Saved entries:
________
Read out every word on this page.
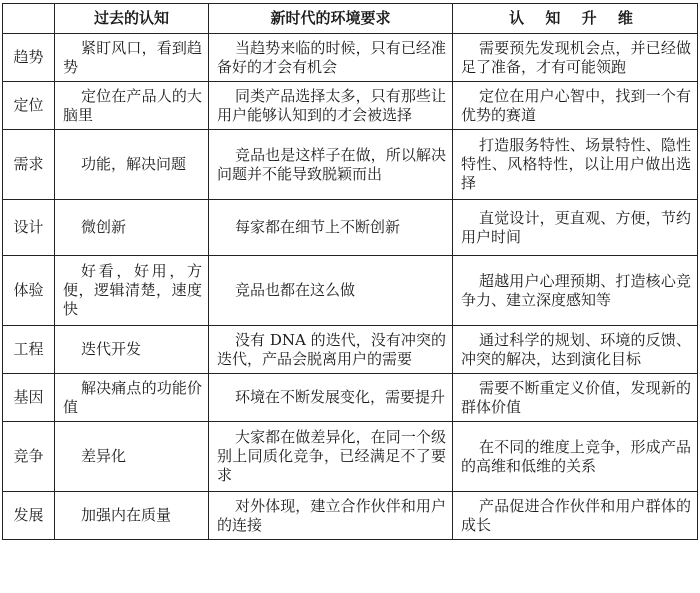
	过去的认知	新时代的环境要求	认 知 升 维
趋势	紧盯风口，看到趋势	当趋势来临的时候，只有已经准备好的才会有机会	需要预先发现机会点，并已经做足了准备，才有可能领跑
定位	定位在产品人的大脑里	同类产品选择太多，只有那些让用户能够认知到的才会被选择	定位在用户心智中，找到一个有优势的赛道
需求	功能，解决问题	竞品也是这样子在做，所以解决问题并不能导致脱颖而出	打造服务特性、场景特性、隐性特性、风格特性，以让用户做出选择
设计	微创新	每家都在细节上不断创新	直觉设计，更直观、方便，节约用户时间
体验	好看，好用，方便，逻辑清楚，速度快	竞品也都在这么做	超越用户心理预期、打造核心竞争力、建立深度感知等
工程	迭代开发	没有 DNA 的迭代，没有冲突的迭代，产品会脱离用户的需要	通过科学的规划、环境的反馈、冲突的解决，达到演化目标
基因	解决痛点的功能价值	环境在不断发展变化，需要提升	需要不断重定义价值，发现新的群体价值
竞争	差异化	大家都在做差异化，在同一个级别上同质化竞争，已经满足不了要求	在不同的维度上竞争，形成产品的高维和低维的关系
发展	加强内在质量	对外体现，建立合作伙伴和用户的连接	产品促进合作伙伴和用户群体的成长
________
Make an exact reproduction of the listing above, without any pictures.

Read out every word on this page.
	过去的认知	新时代的环境要求	认 知 升 维
趋势	紧盯风口，看到趋势	当趋势来临的时候，只有已经准备好的才会有机会	需要预先发现机会点，并已经做足了准备，才有可能领跑
定位	定位在产品人的大脑里	同类产品选择太多，只有那些让用户能够认知到的才会被选择	定位在用户心智中，找到一个有优势的赛道
需求	功能，解决问题	竞品也是这样子在做，所以解决问题并不能导致脱颖而出	打造服务特性、场景特性、隐性特性、风格特性，以让用户做出选择
设计	微创新	每家都在细节上不断创新	直觉设计，更直观、方便，节约用户时间
体验	好看，好用，方便，逻辑清楚，速度快	竞品也都在这么做	超越用户心理预期、打造核心竞争力、建立深度感知等
工程	迭代开发	没有 DNA 的迭代，没有冲突的迭代，产品会脱离用户的需要	通过科学的规划、环境的反馈、冲突的解决，达到演化目标
基因	解决痛点的功能价值	环境在不断发展变化，需要提升	需要不断重定义价值，发现新的群体价值
竞争	差异化	大家都在做差异化，在同一个级别上同质化竞争，已经满足不了要求	在不同的维度上竞争，形成产品的高维和低维的关系
发展	加强内在质量	对外体现，建立合作伙伴和用户的连接	产品促进合作伙伴和用户群体的成长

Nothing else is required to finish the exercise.